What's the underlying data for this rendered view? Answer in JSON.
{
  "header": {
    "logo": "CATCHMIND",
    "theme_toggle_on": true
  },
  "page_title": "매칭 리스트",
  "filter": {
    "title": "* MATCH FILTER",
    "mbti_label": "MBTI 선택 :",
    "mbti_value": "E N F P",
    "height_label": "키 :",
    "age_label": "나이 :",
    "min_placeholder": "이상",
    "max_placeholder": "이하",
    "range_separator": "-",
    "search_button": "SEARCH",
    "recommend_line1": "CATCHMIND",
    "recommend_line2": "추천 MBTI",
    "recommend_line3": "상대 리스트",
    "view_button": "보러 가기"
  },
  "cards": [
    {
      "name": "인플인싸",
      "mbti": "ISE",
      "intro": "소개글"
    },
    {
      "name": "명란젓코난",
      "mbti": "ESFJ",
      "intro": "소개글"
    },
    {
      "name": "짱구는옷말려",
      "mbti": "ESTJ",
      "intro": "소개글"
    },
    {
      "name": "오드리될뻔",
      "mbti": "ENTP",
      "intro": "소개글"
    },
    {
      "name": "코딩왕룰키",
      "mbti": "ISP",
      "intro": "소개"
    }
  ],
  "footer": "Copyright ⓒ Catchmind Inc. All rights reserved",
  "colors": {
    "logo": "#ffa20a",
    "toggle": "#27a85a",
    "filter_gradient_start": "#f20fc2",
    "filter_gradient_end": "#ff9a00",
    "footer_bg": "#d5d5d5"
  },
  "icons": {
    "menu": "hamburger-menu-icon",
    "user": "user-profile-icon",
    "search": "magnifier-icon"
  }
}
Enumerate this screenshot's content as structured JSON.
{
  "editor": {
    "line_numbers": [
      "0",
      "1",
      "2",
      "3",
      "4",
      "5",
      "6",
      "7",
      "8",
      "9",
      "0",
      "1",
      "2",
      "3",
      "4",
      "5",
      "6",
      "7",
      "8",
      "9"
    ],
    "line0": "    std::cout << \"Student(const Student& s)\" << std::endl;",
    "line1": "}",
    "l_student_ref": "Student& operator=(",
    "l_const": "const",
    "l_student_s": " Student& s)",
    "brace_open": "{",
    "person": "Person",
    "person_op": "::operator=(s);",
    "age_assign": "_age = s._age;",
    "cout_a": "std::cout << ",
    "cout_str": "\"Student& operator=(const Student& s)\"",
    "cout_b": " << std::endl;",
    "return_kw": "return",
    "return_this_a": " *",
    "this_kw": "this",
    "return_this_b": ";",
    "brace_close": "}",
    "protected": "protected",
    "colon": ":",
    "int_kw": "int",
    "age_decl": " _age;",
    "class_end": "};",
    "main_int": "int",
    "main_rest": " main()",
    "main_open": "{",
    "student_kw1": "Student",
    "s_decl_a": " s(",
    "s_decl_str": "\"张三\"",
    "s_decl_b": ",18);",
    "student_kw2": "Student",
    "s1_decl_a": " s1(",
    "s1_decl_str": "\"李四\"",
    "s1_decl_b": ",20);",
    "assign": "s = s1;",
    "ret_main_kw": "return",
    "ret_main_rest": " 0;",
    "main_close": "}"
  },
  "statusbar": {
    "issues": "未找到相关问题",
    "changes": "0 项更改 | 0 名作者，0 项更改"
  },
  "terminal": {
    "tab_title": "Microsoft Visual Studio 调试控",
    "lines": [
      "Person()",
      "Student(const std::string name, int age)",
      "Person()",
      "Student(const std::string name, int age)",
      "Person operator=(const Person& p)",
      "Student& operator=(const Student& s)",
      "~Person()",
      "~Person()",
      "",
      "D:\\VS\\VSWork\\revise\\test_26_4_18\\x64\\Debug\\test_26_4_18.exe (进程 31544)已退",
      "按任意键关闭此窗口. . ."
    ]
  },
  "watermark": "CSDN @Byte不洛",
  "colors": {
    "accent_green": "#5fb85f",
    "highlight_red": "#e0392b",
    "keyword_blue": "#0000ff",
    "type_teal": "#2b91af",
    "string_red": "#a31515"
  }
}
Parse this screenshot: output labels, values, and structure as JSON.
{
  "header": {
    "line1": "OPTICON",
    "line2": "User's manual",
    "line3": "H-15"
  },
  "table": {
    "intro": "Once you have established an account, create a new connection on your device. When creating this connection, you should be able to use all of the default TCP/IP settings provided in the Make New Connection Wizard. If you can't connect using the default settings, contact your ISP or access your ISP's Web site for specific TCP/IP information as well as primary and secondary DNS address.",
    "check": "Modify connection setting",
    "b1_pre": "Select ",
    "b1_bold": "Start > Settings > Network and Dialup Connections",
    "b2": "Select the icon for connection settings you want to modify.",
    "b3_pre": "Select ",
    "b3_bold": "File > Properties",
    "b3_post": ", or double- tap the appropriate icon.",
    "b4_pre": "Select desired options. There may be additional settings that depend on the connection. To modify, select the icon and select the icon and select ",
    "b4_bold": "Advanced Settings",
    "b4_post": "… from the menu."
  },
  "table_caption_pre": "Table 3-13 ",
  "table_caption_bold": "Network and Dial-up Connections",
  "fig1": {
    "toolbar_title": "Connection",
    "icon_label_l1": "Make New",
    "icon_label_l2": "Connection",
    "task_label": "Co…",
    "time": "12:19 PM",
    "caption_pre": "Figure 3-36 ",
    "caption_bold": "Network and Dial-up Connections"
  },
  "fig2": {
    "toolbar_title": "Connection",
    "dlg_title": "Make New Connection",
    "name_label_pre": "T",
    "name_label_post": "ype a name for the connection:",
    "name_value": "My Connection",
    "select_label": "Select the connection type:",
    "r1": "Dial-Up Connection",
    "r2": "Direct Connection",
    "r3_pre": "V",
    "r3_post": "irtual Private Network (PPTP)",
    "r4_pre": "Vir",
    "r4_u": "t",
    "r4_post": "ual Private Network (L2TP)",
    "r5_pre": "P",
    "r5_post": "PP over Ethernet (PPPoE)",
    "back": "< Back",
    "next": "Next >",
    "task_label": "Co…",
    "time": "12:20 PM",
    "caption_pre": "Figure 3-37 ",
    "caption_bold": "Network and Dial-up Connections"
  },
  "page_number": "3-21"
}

> **Exercise objective**
Among the entries above, how many lines include the word "Private"? Reply with the number only.

> **Answer to the task**
2